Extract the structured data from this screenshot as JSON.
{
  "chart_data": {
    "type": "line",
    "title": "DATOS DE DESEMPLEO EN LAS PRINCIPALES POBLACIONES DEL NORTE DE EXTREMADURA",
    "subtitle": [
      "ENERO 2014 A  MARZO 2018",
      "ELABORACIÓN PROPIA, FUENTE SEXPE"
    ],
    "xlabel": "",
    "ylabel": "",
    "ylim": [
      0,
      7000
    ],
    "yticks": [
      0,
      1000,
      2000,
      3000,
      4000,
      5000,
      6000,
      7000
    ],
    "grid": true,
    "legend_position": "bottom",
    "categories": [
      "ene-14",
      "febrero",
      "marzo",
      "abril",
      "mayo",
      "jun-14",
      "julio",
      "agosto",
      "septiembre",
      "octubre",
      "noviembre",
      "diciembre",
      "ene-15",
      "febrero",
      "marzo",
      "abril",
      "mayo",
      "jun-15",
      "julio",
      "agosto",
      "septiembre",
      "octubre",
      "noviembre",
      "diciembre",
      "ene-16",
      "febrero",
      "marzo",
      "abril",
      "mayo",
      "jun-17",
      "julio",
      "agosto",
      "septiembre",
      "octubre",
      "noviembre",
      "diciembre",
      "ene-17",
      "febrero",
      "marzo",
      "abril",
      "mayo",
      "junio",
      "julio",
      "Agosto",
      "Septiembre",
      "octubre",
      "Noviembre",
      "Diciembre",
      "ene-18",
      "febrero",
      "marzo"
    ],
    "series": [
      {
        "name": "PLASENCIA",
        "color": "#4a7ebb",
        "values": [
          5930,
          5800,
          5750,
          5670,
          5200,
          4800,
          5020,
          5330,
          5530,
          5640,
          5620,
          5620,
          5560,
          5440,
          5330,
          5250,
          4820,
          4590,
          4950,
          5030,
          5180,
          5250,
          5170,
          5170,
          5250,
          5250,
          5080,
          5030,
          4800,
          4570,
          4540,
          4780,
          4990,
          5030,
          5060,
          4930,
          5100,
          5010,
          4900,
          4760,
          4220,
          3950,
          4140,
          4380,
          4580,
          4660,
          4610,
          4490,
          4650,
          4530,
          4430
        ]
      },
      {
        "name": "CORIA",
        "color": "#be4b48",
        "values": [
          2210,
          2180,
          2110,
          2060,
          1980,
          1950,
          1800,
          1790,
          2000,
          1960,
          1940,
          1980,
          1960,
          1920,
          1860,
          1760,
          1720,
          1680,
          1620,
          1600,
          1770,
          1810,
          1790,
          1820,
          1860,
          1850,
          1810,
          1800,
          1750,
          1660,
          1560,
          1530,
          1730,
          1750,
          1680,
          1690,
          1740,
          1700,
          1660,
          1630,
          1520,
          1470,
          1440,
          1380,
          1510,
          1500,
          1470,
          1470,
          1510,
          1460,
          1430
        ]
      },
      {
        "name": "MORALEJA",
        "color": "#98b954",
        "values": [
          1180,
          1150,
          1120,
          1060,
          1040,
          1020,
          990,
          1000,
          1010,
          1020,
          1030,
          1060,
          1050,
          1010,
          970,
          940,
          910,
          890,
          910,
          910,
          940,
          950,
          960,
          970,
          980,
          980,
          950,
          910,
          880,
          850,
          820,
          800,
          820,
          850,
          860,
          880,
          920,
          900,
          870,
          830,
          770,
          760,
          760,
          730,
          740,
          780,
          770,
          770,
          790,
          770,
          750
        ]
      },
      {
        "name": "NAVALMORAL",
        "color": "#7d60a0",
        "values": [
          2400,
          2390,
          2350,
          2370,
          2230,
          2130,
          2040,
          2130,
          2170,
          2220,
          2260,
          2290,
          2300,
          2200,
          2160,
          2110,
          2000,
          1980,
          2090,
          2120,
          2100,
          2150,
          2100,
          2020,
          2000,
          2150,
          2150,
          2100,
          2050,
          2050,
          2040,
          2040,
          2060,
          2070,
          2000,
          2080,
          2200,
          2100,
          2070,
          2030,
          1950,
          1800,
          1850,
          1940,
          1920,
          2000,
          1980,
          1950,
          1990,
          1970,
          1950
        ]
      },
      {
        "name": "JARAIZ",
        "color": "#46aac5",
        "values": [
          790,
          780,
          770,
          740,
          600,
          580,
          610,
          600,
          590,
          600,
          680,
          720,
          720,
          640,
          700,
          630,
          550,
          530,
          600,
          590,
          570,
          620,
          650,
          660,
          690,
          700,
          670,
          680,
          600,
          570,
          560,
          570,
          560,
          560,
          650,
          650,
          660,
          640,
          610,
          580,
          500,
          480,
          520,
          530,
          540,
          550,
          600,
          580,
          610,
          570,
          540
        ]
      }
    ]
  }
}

• [To do]
Give only the number of lines in the entries that contain "name".

• [Response]
5